Work to do: Using the entries that follow, collect the lines where the word "plunges" appears.

** start Source data **

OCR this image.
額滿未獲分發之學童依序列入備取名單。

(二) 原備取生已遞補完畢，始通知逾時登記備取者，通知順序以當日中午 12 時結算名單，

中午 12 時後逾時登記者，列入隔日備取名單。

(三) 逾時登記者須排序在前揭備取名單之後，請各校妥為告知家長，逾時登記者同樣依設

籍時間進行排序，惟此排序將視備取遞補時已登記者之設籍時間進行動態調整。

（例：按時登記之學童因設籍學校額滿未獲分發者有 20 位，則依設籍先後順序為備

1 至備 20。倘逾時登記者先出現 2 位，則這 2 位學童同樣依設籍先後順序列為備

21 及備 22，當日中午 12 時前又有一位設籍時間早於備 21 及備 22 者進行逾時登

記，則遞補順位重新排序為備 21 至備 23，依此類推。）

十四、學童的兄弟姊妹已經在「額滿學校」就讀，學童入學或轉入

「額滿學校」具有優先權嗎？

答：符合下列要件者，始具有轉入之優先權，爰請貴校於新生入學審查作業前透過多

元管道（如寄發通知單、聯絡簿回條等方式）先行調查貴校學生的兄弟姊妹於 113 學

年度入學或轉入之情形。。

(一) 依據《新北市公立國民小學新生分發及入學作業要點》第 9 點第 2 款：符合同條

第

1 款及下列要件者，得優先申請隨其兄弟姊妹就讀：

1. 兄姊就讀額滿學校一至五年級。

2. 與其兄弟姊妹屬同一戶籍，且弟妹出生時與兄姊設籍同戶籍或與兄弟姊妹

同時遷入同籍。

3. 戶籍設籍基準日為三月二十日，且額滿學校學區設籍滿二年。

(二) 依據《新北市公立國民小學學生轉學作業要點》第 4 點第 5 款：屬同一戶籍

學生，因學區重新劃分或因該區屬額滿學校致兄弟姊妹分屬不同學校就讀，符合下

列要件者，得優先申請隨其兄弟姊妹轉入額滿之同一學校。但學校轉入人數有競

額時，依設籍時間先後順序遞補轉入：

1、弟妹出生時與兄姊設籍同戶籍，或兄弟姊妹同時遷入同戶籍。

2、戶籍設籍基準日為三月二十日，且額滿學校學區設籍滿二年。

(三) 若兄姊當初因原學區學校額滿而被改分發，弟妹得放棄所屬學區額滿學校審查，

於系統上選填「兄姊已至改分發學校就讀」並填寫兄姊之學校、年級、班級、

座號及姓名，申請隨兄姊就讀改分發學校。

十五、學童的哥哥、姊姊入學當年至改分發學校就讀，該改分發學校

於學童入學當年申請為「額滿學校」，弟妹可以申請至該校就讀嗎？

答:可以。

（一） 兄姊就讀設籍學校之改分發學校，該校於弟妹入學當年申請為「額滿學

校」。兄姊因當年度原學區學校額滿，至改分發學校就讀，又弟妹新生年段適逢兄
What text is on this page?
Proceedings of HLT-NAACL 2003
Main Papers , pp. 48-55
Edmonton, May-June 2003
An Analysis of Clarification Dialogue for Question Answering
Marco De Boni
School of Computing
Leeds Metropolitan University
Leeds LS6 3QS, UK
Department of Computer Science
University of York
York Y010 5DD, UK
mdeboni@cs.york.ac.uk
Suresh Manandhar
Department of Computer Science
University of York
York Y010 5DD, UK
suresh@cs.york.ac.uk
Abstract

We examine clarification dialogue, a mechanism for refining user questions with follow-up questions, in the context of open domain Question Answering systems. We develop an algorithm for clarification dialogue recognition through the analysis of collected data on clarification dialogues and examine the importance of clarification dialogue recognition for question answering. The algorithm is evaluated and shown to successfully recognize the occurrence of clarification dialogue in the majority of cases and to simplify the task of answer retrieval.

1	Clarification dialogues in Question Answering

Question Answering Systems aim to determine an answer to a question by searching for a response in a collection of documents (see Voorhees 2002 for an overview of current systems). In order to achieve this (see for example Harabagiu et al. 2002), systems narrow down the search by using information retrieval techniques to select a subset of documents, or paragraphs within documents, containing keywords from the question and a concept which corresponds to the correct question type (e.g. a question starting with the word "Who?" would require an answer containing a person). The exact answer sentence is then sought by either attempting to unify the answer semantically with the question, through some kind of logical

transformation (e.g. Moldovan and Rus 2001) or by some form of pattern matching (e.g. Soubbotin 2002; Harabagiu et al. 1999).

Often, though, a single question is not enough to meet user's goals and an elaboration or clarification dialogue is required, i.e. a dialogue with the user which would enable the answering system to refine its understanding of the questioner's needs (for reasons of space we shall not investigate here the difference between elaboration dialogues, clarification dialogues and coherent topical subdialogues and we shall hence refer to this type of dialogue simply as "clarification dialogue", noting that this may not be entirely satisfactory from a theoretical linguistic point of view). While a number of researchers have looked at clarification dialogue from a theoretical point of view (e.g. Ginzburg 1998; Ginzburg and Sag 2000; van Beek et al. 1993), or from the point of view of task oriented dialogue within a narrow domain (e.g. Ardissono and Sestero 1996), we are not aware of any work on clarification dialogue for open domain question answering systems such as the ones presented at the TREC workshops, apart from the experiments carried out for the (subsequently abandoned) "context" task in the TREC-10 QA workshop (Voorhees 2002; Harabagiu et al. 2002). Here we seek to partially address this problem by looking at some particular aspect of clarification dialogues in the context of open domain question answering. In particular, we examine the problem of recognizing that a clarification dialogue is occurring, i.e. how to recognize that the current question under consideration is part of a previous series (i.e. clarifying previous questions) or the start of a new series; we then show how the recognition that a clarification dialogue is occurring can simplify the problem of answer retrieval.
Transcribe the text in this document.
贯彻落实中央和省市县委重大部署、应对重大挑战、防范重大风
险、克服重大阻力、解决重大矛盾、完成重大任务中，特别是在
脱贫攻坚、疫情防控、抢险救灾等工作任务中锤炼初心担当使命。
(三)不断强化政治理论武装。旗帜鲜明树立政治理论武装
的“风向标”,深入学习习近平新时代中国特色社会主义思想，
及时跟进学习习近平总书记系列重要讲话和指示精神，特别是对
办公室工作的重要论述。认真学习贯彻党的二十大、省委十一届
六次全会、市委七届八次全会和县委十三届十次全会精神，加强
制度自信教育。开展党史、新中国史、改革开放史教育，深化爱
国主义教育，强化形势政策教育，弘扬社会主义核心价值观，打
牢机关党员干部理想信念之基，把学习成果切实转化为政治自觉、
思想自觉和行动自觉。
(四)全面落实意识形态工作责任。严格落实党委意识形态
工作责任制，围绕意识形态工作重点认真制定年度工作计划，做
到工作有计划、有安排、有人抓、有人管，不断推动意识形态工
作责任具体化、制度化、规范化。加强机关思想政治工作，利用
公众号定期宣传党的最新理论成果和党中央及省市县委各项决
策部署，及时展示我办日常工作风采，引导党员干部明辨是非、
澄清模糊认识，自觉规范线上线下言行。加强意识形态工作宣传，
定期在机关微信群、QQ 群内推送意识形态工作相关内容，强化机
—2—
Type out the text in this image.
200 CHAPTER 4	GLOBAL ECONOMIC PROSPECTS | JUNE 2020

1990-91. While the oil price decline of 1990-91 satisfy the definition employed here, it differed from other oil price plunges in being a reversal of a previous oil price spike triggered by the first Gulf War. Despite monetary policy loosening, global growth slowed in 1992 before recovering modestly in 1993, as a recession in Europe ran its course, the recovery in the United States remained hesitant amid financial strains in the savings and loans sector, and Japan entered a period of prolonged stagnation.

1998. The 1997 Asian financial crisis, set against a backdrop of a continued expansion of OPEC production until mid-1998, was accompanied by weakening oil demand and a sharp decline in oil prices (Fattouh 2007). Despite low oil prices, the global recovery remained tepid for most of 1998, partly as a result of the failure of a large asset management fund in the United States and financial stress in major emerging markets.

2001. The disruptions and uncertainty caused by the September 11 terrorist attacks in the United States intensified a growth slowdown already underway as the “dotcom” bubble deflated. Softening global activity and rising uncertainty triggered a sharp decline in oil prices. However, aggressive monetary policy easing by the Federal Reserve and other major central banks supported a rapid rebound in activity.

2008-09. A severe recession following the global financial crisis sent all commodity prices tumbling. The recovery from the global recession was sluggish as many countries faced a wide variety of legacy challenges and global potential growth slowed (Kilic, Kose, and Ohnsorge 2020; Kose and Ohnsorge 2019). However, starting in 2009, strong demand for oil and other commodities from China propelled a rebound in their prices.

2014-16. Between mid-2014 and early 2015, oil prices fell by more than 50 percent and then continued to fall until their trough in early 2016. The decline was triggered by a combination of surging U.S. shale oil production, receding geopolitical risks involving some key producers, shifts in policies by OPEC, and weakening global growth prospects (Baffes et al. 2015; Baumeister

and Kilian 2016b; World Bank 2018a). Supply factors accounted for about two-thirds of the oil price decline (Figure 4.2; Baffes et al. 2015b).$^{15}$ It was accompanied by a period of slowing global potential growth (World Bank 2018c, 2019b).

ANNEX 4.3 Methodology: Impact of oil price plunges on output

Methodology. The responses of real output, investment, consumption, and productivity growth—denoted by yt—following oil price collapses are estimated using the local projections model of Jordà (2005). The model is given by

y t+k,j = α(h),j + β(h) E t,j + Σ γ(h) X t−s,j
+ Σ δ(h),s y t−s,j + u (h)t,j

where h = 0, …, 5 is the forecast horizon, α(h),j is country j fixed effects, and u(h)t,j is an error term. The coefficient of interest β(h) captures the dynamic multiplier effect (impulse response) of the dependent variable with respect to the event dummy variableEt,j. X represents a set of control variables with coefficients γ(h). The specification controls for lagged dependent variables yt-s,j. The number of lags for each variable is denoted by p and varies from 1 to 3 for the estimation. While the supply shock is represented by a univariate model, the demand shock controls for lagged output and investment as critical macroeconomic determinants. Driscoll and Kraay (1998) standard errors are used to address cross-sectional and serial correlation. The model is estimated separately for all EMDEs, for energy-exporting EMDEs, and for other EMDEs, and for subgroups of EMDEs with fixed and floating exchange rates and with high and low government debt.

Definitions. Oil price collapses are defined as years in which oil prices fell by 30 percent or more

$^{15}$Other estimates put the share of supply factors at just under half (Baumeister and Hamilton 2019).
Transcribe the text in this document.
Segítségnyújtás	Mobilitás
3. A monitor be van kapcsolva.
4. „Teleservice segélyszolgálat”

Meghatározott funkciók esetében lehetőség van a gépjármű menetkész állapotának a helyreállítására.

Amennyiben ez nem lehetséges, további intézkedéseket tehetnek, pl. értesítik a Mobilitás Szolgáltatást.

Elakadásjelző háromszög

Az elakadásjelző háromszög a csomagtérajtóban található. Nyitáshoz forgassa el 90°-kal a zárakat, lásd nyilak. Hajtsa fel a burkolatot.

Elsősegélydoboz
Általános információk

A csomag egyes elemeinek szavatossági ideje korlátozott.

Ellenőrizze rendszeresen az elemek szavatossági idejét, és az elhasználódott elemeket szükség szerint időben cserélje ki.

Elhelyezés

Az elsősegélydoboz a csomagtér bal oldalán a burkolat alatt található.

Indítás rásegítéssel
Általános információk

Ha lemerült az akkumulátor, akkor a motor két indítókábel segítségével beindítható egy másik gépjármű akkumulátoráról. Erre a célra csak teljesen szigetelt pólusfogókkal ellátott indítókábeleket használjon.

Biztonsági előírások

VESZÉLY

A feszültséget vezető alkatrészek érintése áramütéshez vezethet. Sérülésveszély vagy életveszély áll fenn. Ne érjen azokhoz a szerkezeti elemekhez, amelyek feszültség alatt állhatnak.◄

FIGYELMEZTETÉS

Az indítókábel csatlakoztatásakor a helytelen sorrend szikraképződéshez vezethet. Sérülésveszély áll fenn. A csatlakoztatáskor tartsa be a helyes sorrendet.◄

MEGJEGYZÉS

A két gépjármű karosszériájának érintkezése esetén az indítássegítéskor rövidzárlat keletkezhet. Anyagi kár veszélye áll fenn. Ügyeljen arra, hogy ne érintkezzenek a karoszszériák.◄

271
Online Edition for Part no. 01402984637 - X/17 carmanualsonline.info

** end Source data **

Full answer:
1990-91. While the oil price decline of 1990-91 satisfy the definition employed here, it differed from other oil price plunges in being a reversal of a previous oil price spike triggered by the first Gulf War. Despite monetary policy loosening, global growth slowed in 1992 before recovering modestly in 1993, as a recession in Europe ran its course, the recovery in the United States remained hesitant amid financial strains in the savings and loans sector, and Japan entered a period of prolonged stagnation.
ANNEX 4.3 Methodology: Impact of oil price plunges on output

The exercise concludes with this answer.